*Requirements*.
Your task is to copy the listing exactly. Drop any pictures from the copy.
>> start
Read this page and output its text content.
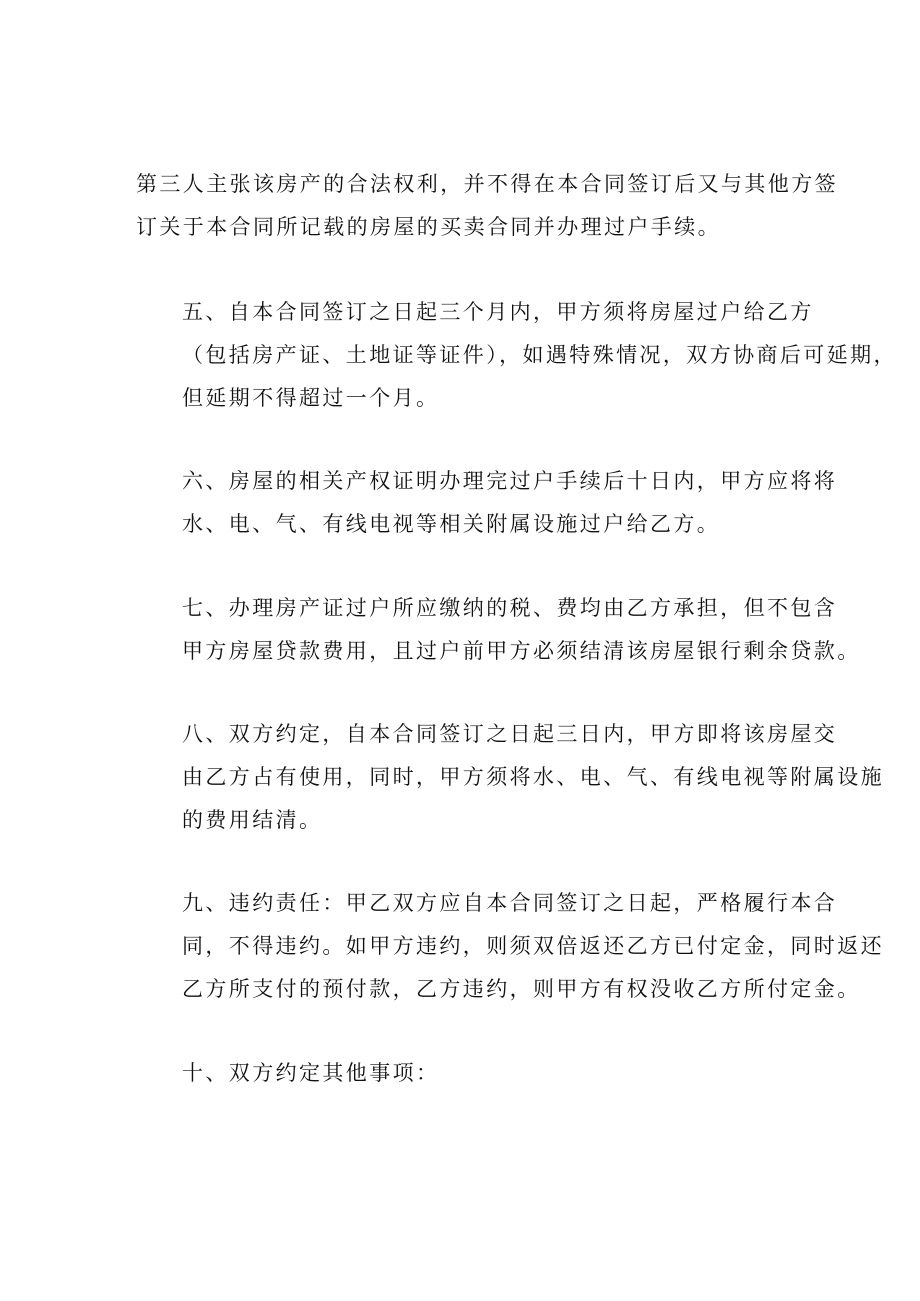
第三人主张该房产的合法权利，并不得在本合同签订后又与其他方签
订关于本合同所记载的房屋的买卖合同并办理过户手续。

五、自本合同签订之日起三个月内，甲方须将房屋过户给乙方
（包括房产证、土地证等证件），如遇特殊情况，双方协商后可延期，
但延期不得超过一个月。

六、房屋的相关产权证明办理完过户手续后十日内，甲方应将将
水、电、气、有线电视等相关附属设施过户给乙方。

七、办理房产证过户所应缴纳的税、费均由乙方承担，但不包含
甲方房屋贷款费用，且过户前甲方必须结清该房屋银行剩余贷款。

八、双方约定，自本合同签订之日起三日内，甲方即将该房屋交
由乙方占有使用，同时，甲方须将水、电、气、有线电视等附属设施
的费用结清。

九、违约责任：甲乙双方应自本合同签订之日起，严格履行本合
同，不得违约。如甲方违约，则须双倍返还乙方已付定金，同时返还
乙方所支付的预付款，乙方违约，则甲方有权没收乙方所付定金。

十、双方约定其他事项：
>> end
*Finished exercise*.
Read this page and output its text content.
第三人主张该房产的合法权利，并不得在本合同签订后又与其他方签
订关于本合同所记载的房屋的买卖合同并办理过户手续。

五、自本合同签订之日起三个月内，甲方须将房屋过户给乙方
（包括房产证、土地证等证件），如遇特殊情况，双方协商后可延期，
但延期不得超过一个月。

六、房屋的相关产权证明办理完过户手续后十日内，甲方应将将
水、电、气、有线电视等相关附属设施过户给乙方。

七、办理房产证过户所应缴纳的税、费均由乙方承担，但不包含
甲方房屋贷款费用，且过户前甲方必须结清该房屋银行剩余贷款。

八、双方约定，自本合同签订之日起三日内，甲方即将该房屋交
由乙方占有使用，同时，甲方须将水、电、气、有线电视等附属设施
的费用结清。

九、违约责任：甲乙双方应自本合同签订之日起，严格履行本合
同，不得违约。如甲方违约，则须双倍返还乙方已付定金，同时返还
乙方所支付的预付款，乙方违约，则甲方有权没收乙方所付定金。

十、双方约定其他事项：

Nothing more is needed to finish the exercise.